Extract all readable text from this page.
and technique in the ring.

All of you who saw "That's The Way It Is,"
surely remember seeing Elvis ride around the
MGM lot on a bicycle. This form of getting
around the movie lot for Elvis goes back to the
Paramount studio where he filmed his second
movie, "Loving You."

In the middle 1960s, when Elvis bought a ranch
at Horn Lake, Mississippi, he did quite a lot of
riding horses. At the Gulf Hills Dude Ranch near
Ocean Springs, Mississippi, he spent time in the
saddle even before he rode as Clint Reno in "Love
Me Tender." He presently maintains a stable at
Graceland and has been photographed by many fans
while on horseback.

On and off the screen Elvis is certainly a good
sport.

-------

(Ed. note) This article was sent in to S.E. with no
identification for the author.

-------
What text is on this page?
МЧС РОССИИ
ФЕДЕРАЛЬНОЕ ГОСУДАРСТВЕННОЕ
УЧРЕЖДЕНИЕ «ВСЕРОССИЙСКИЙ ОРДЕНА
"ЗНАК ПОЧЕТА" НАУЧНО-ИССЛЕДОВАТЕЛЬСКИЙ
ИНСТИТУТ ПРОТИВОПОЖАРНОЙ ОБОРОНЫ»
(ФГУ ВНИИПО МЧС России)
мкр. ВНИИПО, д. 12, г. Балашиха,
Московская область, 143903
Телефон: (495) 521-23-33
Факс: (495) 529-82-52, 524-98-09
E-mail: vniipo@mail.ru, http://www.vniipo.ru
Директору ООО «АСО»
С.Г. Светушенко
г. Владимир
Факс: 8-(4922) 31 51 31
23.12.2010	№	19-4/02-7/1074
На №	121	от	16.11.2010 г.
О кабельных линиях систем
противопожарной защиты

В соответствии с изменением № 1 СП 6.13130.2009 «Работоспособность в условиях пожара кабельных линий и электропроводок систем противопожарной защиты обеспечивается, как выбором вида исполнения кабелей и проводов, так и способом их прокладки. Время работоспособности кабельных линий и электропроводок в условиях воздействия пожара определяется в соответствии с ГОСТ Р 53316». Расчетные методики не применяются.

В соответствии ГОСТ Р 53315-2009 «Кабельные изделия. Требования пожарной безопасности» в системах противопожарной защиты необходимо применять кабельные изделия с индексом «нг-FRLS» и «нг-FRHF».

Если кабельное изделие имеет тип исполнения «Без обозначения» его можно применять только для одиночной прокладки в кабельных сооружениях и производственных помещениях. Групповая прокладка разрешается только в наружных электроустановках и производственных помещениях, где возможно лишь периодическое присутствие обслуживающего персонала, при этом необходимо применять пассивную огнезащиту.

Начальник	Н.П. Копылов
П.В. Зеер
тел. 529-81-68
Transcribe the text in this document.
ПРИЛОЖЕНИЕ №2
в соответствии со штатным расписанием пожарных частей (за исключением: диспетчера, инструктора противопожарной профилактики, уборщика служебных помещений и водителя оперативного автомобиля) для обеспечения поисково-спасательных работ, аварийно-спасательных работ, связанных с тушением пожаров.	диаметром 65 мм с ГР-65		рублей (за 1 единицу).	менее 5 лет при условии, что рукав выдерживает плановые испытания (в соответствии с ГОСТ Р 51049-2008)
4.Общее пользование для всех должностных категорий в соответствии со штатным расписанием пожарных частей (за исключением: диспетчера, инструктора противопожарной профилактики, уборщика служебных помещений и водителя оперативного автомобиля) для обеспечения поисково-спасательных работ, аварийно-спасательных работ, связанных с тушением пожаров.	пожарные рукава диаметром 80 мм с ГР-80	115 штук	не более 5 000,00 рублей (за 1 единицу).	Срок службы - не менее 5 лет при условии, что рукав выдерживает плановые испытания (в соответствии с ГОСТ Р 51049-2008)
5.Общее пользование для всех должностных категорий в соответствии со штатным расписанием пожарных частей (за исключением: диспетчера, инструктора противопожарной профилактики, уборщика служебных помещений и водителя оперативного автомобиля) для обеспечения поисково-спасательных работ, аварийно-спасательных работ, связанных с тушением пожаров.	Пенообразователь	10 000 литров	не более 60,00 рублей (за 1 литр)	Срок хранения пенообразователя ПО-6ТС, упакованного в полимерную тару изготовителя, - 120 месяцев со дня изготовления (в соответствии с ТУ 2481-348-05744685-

# Directive
Copy each line of the listing that includes "Mississippi".

# Result below
at Horn Lake, Mississippi, he did quite a lot of
Ocean Springs, Mississippi, he spent time in the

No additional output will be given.